■ Aim of the task
Tally the lines of the data that include the word "ylabel" and state the total, nothing else.

[Figure record extracts]
********

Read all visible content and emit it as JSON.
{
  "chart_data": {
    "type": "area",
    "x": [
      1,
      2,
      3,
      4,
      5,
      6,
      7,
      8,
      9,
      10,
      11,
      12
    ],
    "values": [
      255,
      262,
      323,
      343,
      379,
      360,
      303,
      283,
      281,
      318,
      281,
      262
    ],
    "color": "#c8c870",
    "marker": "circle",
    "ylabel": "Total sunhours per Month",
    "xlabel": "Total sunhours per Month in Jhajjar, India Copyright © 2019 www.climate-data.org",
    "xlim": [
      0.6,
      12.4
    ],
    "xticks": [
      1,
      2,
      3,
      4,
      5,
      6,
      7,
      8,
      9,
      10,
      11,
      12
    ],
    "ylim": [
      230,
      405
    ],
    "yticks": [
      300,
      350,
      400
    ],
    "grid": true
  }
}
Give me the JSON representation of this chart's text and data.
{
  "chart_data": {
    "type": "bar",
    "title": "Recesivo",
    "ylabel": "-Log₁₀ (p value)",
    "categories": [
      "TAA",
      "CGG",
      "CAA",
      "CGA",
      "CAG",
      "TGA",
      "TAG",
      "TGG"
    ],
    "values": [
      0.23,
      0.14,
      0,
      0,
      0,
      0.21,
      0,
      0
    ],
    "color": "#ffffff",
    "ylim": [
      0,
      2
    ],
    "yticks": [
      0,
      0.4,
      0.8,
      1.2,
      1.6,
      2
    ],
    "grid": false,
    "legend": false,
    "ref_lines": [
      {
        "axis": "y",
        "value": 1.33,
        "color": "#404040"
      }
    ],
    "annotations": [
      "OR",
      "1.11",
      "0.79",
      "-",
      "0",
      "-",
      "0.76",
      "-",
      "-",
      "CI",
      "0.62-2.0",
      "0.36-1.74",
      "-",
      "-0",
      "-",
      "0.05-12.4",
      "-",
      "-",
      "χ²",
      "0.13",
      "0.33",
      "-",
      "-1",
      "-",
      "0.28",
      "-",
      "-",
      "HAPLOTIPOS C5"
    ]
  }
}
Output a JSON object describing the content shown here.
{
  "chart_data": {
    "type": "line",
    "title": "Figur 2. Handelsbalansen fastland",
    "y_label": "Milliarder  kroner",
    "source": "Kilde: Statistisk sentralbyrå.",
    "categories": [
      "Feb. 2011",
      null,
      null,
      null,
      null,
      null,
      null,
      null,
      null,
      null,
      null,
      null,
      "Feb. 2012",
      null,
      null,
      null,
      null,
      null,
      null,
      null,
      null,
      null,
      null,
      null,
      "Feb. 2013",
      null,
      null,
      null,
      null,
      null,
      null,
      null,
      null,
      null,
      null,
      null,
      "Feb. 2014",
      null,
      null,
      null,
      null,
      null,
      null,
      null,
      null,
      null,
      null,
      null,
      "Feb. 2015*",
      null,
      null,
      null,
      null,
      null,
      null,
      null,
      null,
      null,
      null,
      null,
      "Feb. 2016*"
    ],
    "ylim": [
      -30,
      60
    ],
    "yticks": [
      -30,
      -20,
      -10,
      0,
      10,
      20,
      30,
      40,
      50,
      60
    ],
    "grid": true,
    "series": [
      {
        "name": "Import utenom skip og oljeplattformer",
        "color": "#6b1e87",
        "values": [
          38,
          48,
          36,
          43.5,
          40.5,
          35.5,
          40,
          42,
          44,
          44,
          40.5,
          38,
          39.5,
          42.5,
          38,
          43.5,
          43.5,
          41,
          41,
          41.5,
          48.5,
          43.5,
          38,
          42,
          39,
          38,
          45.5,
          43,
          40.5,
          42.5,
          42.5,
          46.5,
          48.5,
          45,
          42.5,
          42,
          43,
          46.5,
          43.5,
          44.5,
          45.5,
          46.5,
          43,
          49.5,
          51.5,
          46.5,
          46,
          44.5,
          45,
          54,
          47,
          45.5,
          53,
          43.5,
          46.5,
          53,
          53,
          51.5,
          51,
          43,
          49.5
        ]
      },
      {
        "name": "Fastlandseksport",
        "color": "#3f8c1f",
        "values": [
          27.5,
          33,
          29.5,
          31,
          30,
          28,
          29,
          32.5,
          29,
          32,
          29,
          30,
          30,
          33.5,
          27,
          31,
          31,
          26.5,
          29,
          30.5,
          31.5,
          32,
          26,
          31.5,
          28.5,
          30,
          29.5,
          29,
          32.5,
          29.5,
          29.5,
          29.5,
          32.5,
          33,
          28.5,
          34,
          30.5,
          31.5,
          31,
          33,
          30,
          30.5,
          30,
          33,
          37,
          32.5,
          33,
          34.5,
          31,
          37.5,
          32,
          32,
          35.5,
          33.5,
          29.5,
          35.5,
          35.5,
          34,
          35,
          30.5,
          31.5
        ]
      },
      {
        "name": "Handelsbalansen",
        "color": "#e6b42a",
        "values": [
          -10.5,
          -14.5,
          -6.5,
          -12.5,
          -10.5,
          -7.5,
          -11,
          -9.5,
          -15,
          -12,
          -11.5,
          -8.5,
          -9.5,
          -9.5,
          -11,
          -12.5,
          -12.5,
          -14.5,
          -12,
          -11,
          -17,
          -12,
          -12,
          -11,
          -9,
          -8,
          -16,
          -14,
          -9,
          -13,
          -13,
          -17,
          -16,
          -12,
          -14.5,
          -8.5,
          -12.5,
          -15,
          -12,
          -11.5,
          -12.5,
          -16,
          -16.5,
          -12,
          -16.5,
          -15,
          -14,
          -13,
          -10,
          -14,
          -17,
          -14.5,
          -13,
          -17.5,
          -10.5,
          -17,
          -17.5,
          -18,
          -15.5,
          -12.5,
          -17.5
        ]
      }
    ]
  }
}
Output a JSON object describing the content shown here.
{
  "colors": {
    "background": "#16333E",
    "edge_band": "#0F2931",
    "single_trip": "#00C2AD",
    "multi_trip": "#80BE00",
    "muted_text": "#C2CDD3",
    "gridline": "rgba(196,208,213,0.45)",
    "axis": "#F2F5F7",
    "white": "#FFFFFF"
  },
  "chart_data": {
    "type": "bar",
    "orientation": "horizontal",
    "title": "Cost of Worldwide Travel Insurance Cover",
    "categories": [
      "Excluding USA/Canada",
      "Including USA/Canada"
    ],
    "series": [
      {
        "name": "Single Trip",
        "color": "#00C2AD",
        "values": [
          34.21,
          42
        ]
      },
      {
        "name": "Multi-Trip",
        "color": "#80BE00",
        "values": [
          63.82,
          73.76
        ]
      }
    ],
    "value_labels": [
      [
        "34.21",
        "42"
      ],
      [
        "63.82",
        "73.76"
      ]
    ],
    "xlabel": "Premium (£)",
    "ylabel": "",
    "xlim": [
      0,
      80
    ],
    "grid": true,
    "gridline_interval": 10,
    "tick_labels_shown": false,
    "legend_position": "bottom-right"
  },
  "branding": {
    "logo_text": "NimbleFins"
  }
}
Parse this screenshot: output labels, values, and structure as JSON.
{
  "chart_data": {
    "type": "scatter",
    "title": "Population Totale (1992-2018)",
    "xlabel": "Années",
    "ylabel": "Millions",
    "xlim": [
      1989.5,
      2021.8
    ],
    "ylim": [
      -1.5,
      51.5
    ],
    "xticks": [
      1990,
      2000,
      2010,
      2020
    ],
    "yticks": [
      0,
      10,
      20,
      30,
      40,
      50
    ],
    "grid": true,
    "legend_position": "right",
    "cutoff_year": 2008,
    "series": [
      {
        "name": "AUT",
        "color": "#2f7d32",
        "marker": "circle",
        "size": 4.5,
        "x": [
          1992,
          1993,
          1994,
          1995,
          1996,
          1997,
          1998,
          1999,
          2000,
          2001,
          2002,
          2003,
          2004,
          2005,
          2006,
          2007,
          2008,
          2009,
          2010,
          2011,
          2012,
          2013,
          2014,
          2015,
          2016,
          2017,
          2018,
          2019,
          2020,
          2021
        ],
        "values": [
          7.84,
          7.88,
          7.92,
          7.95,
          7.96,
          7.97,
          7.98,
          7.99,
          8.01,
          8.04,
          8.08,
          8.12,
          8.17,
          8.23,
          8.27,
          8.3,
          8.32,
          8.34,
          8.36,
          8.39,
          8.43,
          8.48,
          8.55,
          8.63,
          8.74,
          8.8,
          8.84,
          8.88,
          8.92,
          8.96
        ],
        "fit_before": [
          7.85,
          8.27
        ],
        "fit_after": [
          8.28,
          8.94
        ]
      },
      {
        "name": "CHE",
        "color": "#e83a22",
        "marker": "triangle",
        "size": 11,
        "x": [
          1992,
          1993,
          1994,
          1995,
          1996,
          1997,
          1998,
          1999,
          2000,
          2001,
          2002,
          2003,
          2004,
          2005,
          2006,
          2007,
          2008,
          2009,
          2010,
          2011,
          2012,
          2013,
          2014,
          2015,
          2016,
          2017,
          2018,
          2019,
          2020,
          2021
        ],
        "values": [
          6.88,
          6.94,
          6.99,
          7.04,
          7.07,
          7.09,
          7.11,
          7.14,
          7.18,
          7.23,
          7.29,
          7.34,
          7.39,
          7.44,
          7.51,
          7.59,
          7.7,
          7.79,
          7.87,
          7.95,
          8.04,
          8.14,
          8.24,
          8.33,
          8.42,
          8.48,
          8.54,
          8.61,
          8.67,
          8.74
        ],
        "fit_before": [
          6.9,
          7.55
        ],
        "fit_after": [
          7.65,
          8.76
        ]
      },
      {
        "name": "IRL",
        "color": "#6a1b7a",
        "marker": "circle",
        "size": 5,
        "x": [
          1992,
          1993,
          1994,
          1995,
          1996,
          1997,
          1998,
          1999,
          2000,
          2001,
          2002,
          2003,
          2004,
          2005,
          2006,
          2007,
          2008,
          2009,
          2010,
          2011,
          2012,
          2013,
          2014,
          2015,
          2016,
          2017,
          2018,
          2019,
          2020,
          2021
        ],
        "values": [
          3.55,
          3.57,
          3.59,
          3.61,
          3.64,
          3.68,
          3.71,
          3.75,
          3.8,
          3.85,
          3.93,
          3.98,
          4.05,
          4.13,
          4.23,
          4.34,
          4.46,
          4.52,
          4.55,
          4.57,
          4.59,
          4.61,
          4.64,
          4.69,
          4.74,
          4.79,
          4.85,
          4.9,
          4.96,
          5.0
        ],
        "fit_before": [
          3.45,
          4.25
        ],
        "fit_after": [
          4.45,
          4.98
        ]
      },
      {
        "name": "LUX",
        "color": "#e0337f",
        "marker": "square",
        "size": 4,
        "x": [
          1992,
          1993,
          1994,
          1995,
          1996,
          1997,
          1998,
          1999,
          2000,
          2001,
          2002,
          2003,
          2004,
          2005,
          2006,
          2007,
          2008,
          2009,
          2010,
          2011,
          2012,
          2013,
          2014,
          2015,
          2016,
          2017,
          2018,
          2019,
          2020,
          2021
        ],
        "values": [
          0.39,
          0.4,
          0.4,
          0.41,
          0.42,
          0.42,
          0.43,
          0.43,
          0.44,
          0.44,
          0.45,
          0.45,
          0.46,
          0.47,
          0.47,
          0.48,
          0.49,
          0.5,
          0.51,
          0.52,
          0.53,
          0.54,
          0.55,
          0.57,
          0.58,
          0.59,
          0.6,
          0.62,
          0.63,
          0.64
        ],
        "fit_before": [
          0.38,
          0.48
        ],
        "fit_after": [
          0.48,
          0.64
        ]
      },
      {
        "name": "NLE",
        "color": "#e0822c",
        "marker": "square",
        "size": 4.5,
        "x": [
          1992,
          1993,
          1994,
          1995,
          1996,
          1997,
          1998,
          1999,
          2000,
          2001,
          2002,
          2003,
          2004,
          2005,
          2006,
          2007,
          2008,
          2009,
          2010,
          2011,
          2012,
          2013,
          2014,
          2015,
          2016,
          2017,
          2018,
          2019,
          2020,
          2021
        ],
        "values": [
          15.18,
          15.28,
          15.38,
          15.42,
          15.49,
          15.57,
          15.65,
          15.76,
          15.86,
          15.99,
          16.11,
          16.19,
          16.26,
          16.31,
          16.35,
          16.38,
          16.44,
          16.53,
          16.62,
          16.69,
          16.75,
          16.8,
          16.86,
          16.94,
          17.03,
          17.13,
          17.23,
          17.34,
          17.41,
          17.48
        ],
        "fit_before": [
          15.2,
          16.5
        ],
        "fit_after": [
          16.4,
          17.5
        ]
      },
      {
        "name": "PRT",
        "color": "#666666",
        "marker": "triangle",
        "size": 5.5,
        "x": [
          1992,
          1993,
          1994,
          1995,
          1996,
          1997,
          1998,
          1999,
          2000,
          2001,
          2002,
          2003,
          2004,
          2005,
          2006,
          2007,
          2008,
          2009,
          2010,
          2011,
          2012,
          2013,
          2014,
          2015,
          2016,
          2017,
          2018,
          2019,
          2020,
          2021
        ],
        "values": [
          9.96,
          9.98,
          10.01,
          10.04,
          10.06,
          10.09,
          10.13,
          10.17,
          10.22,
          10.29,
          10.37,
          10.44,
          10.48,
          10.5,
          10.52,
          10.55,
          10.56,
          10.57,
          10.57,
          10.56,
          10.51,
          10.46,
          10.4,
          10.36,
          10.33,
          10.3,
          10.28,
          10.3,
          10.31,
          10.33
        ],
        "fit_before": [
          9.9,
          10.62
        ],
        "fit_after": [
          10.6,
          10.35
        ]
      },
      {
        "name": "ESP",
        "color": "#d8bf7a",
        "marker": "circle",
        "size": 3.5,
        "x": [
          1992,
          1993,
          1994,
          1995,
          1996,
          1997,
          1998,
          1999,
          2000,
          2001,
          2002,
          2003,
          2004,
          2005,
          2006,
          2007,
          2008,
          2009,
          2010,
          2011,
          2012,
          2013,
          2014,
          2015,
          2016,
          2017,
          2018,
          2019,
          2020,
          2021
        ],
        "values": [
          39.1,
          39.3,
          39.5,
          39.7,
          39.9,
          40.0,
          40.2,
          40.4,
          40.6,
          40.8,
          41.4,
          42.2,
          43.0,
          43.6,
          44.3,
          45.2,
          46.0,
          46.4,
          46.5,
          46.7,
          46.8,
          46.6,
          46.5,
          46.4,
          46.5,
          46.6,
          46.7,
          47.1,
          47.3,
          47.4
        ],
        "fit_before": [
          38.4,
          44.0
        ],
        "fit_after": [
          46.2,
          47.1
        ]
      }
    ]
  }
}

********

■ Task output
4